- TEXT EXCERPT
I just did not feel good about my prospects and so glad that International Adoption is an option for me. There are so many children in Ethiopia that need a loving home that my singleness or my age (44) is not an detriment to adopting a child.
and some people will say that you should be ashamed of your un_American ideals since there are sooo many AA children waiting for adoption, why go out of country to get a African child...
What I am meaning to say is I have ran across some many people with so many different feelings reguarding adoption. They one that still gets me is people who think the kids aren't your "real" kids or ask something like could they adopt your child (since you're a single parent and they'd be a 2 parent family) i've only had that one one time...and then the people who think 2 same sexed parents are better then your single parent home (I am not saying gay/lesbain parents are bad, I just think single parents can be just as good as any other kind of family and are often better for RAD kids who pit parent against parent)
However, the Ethiopian Adoption in my view is wonderful because those kids really need homes and it looks like the people working there really want to find them homes. Unlike many American Foster home agencies..
I think many people have no idea what it is really like for the kids to grow up in foster care, never to have anyone really care for them.

- INFORMATION PROVIDED
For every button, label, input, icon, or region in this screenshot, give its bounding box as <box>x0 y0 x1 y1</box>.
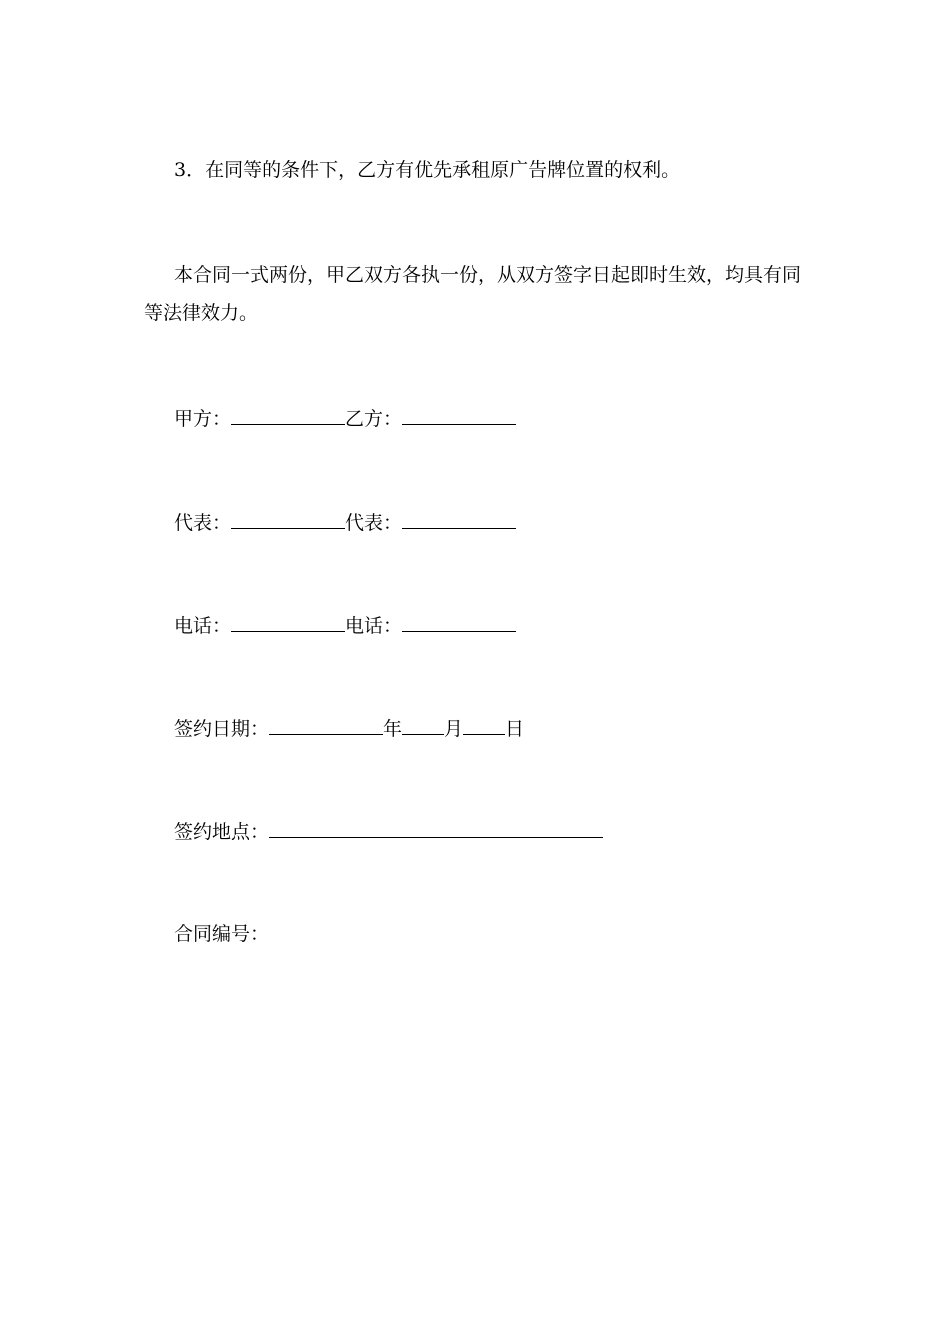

- REQUEST 1
In the adoption text, how old does the writer say they are?
- REQUEST 2
List every view or remark about adoption that the adoption text says other people have expressed.
- REQUEST 3
Extract the part of the adoption text between "and some people" and "a African child...", inclusive.

- EXPECTED OUTPUT 1
44

- EXPECTED OUTPUT 2
- That you should be ashamed of your un-American ideals for adopting an African child from another country when so many AA children are waiting for adoption
- That adopted kids aren't your "real" kids
- Asking whether they could adopt your child, since you're a single parent and they'd be a two-parent family
- That two same-sex parents are better than a single-parent home

- EXPECTED OUTPUT 3
and some people will say that you should be ashamed of your un_American ideals since there are sooo many AA children waiting for adoption, why go out of country to get a African child...